What is required. Take every line that has the string "bilan" and copy it out.

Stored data

====================

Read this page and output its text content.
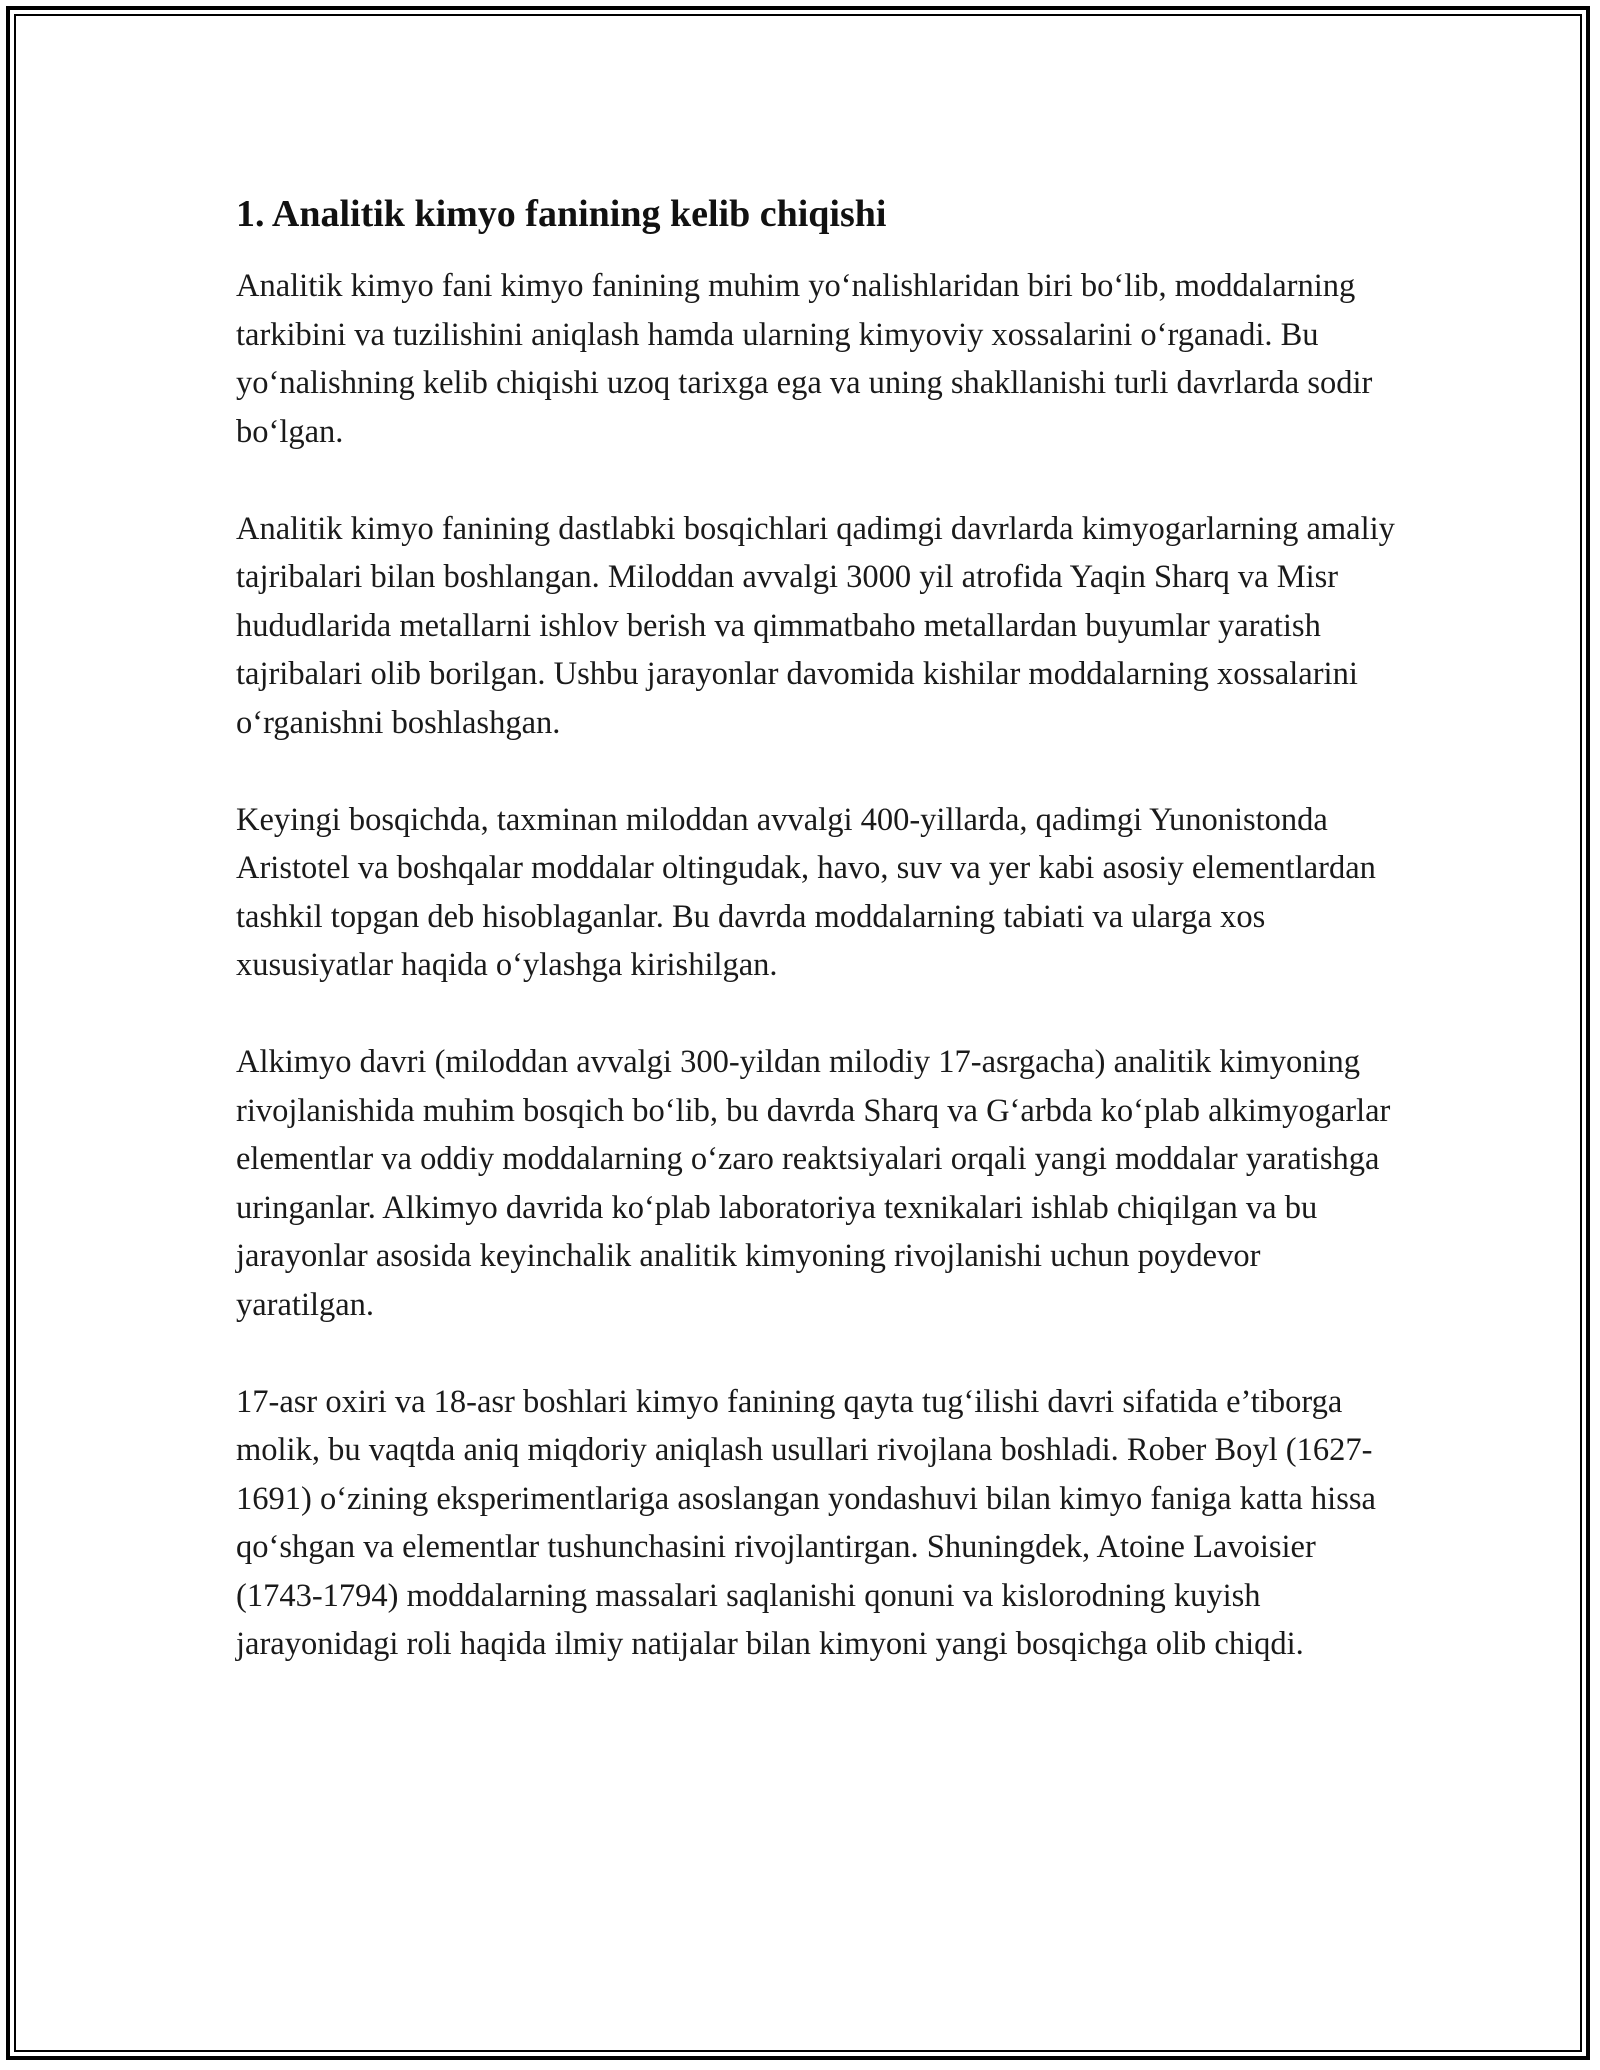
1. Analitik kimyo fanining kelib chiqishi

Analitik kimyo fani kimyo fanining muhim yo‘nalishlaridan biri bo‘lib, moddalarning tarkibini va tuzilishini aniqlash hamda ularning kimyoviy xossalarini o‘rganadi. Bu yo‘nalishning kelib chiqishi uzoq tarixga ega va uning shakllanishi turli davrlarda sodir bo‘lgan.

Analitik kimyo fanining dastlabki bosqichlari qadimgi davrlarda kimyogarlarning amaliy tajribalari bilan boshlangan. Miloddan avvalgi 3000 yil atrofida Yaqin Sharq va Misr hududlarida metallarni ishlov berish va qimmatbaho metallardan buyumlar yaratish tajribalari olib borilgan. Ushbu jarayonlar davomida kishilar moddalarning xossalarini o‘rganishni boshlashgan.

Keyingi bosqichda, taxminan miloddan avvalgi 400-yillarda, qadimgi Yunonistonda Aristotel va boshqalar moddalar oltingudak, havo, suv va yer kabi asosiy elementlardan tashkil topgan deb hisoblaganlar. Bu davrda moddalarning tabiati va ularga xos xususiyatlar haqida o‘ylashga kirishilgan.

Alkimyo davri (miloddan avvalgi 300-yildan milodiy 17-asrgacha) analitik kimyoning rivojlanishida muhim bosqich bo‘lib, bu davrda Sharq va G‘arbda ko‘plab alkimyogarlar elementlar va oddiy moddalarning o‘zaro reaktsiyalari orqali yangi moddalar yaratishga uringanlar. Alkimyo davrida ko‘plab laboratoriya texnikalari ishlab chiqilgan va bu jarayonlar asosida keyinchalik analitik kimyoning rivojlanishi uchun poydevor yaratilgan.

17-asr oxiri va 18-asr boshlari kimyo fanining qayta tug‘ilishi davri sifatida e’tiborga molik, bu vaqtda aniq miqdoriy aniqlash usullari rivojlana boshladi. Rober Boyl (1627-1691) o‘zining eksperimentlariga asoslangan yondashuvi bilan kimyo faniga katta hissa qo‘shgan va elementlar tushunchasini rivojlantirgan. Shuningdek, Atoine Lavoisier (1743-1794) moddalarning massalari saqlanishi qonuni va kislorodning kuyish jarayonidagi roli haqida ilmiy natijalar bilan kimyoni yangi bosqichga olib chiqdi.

====================

Solved exercise.
Analitik kimyo fanining dastlabki bosqichlari qadimgi davrlarda kimyogarlarning amaliy tajribalari bilan boshlangan. Miloddan avvalgi 3000 yil atrofida Yaqin Sharq va Misr hududlarida metallarni ishlov berish va qimmatbaho metallardan buyumlar yaratish tajribalari olib borilgan. Ushbu jarayonlar davomida kishilar moddalarning xossalarini o‘rganishni boshlashgan.
17-asr oxiri va 18-asr boshlari kimyo fanining qayta tug‘ilishi davri sifatida e’tiborga molik, bu vaqtda aniq miqdoriy aniqlash usullari rivojlana boshladi. Rober Boyl (1627-1691) o‘zining eksperimentlariga asoslangan yondashuvi bilan kimyo faniga katta hissa qo‘shgan va elementlar tushunchasini rivojlantirgan. Shuningdek, Atoine Lavoisier (1743-1794) moddalarning massalari saqlanishi qonuni va kislorodning kuyish jarayonidagi roli haqida ilmiy natijalar bilan kimyoni yangi bosqichga olib chiqdi.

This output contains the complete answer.